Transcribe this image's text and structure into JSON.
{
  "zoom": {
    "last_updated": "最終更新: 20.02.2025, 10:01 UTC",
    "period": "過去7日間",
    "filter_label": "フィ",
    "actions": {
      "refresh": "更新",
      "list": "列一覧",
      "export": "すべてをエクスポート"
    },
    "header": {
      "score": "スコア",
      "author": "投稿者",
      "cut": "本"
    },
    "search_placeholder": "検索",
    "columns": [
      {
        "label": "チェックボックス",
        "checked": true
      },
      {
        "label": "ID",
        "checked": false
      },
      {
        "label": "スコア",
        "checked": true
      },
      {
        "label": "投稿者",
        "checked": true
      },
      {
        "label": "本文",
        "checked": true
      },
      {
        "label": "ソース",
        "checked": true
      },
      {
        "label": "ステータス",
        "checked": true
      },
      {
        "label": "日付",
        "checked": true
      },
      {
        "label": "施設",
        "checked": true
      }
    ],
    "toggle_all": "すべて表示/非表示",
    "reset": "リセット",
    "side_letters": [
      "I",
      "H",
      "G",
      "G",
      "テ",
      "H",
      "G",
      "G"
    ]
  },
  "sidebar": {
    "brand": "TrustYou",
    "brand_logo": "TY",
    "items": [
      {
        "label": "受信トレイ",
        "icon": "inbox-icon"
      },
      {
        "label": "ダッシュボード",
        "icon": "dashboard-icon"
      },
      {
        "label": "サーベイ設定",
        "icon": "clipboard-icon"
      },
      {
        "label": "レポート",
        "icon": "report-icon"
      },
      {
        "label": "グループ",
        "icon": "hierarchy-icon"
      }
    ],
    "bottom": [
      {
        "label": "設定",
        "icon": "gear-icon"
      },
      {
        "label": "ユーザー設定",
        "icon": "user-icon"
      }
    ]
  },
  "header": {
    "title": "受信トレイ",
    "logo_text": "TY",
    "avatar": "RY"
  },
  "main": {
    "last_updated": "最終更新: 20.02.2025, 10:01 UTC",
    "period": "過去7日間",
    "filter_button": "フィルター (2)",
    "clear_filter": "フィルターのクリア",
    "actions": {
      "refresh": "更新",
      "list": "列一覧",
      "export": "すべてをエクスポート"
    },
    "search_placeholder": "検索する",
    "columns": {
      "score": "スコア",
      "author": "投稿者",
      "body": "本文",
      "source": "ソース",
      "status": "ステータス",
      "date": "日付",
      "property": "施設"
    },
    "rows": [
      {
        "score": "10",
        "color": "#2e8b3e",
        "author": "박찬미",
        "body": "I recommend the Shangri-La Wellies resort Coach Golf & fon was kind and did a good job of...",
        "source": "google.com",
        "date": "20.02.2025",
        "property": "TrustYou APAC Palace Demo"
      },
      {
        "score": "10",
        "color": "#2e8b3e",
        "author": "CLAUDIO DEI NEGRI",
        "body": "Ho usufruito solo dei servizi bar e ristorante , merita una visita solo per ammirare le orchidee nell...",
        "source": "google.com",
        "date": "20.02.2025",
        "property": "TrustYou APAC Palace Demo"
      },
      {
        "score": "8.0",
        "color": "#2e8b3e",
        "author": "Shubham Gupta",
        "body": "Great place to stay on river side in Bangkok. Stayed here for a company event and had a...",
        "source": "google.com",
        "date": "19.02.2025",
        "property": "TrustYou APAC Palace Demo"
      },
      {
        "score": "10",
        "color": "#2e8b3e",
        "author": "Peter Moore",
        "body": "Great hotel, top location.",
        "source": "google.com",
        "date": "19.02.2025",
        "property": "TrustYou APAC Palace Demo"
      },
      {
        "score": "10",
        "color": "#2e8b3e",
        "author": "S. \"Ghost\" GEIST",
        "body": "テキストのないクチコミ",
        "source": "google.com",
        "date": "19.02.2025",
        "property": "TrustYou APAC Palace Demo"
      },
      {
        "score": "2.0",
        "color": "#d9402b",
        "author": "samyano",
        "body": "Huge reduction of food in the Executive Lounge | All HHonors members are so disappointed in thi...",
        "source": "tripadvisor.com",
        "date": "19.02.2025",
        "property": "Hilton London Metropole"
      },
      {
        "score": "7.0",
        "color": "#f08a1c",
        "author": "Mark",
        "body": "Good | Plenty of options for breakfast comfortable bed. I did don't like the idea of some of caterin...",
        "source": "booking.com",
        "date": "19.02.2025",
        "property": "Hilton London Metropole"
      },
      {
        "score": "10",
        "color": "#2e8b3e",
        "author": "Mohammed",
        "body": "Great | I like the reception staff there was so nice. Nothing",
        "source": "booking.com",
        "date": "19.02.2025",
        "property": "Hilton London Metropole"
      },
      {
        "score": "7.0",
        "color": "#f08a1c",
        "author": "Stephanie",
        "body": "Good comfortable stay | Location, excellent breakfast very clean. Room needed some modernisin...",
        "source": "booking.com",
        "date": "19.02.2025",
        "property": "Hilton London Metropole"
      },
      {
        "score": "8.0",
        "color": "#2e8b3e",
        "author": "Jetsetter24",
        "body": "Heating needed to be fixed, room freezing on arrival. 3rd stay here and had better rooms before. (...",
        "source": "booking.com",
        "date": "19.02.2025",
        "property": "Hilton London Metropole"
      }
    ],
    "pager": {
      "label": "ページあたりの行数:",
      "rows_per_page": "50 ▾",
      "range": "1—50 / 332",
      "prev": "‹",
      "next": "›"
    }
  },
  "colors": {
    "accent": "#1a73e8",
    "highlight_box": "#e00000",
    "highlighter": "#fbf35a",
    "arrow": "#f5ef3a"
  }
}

**TASK DETAILS:** All of the lines above must be returned exactly.

**SOLVED EXERCISE:**
Transcribe this image's text and structure into JSON.
{
  "zoom": {
    "last_updated": "最終更新: 20.02.2025, 10:01 UTC",
    "period": "過去7日間",
    "filter_label": "フィ",
    "actions": {
      "refresh": "更新",
      "list": "列一覧",
      "export": "すべてをエクスポート"
    },
    "header": {
      "score": "スコア",
      "author": "投稿者",
      "cut": "本"
    },
    "search_placeholder": "検索",
    "columns": [
      {
        "label": "チェックボックス",
        "checked": true
      },
      {
        "label": "ID",
        "checked": false
      },
      {
        "label": "スコア",
        "checked": true
      },
      {
        "label": "投稿者",
        "checked": true
      },
      {
        "label": "本文",
        "checked": true
      },
      {
        "label": "ソース",
        "checked": true
      },
      {
        "label": "ステータス",
        "checked": true
      },
      {
        "label": "日付",
        "checked": true
      },
      {
        "label": "施設",
        "checked": true
      }
    ],
    "toggle_all": "すべて表示/非表示",
    "reset": "リセット",
    "side_letters": [
      "I",
      "H",
      "G",
      "G",
      "テ",
      "H",
      "G",
      "G"
    ]
  },
  "sidebar": {
    "brand": "TrustYou",
    "brand_logo": "TY",
    "items": [
      {
        "label": "受信トレイ",
        "icon": "inbox-icon"
      },
      {
        "label": "ダッシュボード",
        "icon": "dashboard-icon"
      },
      {
        "label": "サーベイ設定",
        "icon": "clipboard-icon"
      },
      {
        "label": "レポート",
        "icon": "report-icon"
      },
      {
        "label": "グループ",
        "icon": "hierarchy-icon"
      }
    ],
    "bottom": [
      {
        "label": "設定",
        "icon": "gear-icon"
      },
      {
        "label": "ユーザー設定",
        "icon": "user-icon"
      }
    ]
  },
  "header": {
    "title": "受信トレイ",
    "logo_text": "TY",
    "avatar": "RY"
  },
  "main": {
    "last_updated": "最終更新: 20.02.2025, 10:01 UTC",
    "period": "過去7日間",
    "filter_button": "フィルター (2)",
    "clear_filter": "フィルターのクリア",
    "actions": {
      "refresh": "更新",
      "list": "列一覧",
      "export": "すべてをエクスポート"
    },
    "search_placeholder": "検索する",
    "columns": {
      "score": "スコア",
      "author": "投稿者",
      "body": "本文",
      "source": "ソース",
      "status": "ステータス",
      "date": "日付",
      "property": "施設"
    },
    "rows": [
      {
        "score": "10",
        "color": "#2e8b3e",
        "author": "박찬미",
        "body": "I recommend the Shangri-La Wellies resort Coach Golf & fon was kind and did a good job of...",
        "source": "google.com",
        "date": "20.02.2025",
        "property": "TrustYou APAC Palace Demo"
      },
      {
        "score": "10",
        "color": "#2e8b3e",
        "author": "CLAUDIO DEI NEGRI",
        "body": "Ho usufruito solo dei servizi bar e ristorante , merita una visita solo per ammirare le orchidee nell...",
        "source": "google.com",
        "date": "20.02.2025",
        "property": "TrustYou APAC Palace Demo"
      },
      {
        "score": "8.0",
        "color": "#2e8b3e",
        "author": "Shubham Gupta",
        "body": "Great place to stay on river side in Bangkok. Stayed here for a company event and had a...",
        "source": "google.com",
        "date": "19.02.2025",
        "property": "TrustYou APAC Palace Demo"
      },
      {
        "score": "10",
        "color": "#2e8b3e",
        "author": "Peter Moore",
        "body": "Great hotel, top location.",
        "source": "google.com",
        "date": "19.02.2025",
        "property": "TrustYou APAC Palace Demo"
      },
      {
        "score": "10",
        "color": "#2e8b3e",
        "author": "S. \"Ghost\" GEIST",
        "body": "テキストのないクチコミ",
        "source": "google.com",
        "date": "19.02.2025",
        "property": "TrustYou APAC Palace Demo"
      },
      {
        "score": "2.0",
        "color": "#d9402b",
        "author": "samyano",
        "body": "Huge reduction of food in the Executive Lounge | All HHonors members are so disappointed in thi...",
        "source": "tripadvisor.com",
        "date": "19.02.2025",
        "property": "Hilton London Metropole"
      },
      {
        "score": "7.0",
        "color": "#f08a1c",
        "author": "Mark",
        "body": "Good | Plenty of options for breakfast comfortable bed. I did don't like the idea of some of caterin...",
        "source": "booking.com",
        "date": "19.02.2025",
        "property": "Hilton London Metropole"
      },
      {
        "score": "10",
        "color": "#2e8b3e",
        "author": "Mohammed",
        "body": "Great | I like the reception staff there was so nice. Nothing",
        "source": "booking.com",
        "date": "19.02.2025",
        "property": "Hilton London Metropole"
      },
      {
        "score": "7.0",
        "color": "#f08a1c",
        "author": "Stephanie",
        "body": "Good comfortable stay | Location, excellent breakfast very clean. Room needed some modernisin...",
        "source": "booking.com",
        "date": "19.02.2025",
        "property": "Hilton London Metropole"
      },
      {
        "score": "8.0",
        "color": "#2e8b3e",
        "author": "Jetsetter24",
        "body": "Heating needed to be fixed, room freezing on arrival. 3rd stay here and had better rooms before. (...",
        "source": "booking.com",
        "date": "19.02.2025",
        "property": "Hilton London Metropole"
      }
    ],
    "pager": {
      "label": "ページあたりの行数:",
      "rows_per_page": "50 ▾",
      "range": "1—50 / 332",
      "prev": "‹",
      "next": "›"
    }
  },
  "colors": {
    "accent": "#1a73e8",
    "highlight_box": "#e00000",
    "highlighter": "#fbf35a",
    "arrow": "#f5ef3a"
  }
}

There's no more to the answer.